Exercise: Please return, unchanged, the lines of the entries from the one containing "identify all the" through the one containing "674, 377, 693]", including both of those lines.

Input material:
####

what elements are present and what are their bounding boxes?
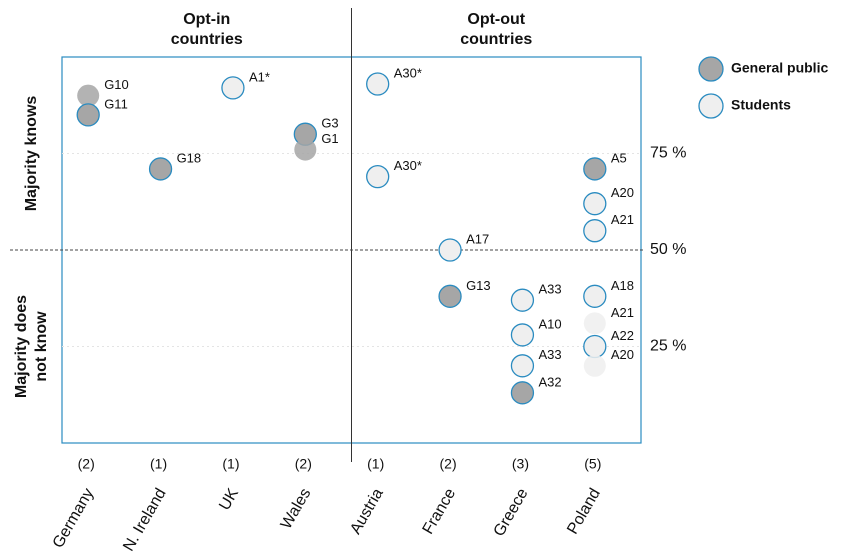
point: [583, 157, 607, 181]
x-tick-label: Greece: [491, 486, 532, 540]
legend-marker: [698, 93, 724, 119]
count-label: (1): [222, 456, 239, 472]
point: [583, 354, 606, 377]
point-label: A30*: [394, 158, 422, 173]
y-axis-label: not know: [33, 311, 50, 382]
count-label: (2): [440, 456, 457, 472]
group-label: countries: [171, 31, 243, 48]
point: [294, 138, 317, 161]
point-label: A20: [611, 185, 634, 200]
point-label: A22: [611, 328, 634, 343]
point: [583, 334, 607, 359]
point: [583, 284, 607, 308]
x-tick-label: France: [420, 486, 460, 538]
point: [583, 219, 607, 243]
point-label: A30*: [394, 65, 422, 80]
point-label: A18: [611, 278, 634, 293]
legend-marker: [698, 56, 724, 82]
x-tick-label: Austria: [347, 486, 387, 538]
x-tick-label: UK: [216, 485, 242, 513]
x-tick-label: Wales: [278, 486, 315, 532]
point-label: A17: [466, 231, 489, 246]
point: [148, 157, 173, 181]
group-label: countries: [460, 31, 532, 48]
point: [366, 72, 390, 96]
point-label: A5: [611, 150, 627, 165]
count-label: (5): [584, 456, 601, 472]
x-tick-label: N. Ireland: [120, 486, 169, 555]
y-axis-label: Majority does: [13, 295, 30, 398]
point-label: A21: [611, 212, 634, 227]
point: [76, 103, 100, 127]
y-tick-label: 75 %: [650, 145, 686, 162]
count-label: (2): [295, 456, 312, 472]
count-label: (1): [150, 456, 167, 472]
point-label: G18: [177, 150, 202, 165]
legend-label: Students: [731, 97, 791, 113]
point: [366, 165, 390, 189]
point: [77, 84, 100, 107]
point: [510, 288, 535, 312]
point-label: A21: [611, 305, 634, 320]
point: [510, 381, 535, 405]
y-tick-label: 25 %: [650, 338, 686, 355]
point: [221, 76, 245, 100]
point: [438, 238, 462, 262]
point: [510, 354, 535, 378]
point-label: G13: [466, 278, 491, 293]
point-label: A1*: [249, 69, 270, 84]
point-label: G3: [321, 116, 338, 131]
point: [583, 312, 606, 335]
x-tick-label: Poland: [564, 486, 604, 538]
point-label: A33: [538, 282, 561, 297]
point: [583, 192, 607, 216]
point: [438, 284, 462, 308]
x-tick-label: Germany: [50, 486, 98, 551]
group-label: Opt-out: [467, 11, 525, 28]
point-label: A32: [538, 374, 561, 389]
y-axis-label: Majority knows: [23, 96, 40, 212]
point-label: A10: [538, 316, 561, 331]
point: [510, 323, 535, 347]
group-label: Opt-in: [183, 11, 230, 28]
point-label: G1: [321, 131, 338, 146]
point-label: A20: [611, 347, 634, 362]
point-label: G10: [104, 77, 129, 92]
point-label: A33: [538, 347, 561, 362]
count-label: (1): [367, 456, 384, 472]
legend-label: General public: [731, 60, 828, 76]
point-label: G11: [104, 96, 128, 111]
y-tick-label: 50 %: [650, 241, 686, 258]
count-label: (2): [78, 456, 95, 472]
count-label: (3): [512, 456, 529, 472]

####

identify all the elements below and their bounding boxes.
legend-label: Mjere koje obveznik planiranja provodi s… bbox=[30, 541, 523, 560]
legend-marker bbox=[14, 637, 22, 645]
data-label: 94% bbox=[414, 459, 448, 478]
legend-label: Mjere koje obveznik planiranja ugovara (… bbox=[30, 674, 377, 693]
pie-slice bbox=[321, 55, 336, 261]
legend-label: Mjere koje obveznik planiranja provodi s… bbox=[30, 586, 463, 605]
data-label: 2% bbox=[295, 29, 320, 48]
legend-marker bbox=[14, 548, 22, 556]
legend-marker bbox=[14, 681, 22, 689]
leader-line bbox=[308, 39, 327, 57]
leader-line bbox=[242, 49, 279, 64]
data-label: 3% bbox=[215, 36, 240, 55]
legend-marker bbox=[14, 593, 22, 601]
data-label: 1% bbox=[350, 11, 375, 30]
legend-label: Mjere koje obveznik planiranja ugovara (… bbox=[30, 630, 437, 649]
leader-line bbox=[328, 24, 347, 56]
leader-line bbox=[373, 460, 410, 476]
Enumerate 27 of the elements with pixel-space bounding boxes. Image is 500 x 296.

####

Problem solution:
identify all the elements below and their bounding boxes.
legend-label: Mjere koje obveznik planiranja provodi s… bbox=[30, 541, 523, 560]
legend-marker bbox=[14, 637, 22, 645]
data-label: 94% bbox=[414, 459, 448, 478]
legend-label: Mjere koje obveznik planiranja ugovara (… bbox=[30, 674, 377, 693]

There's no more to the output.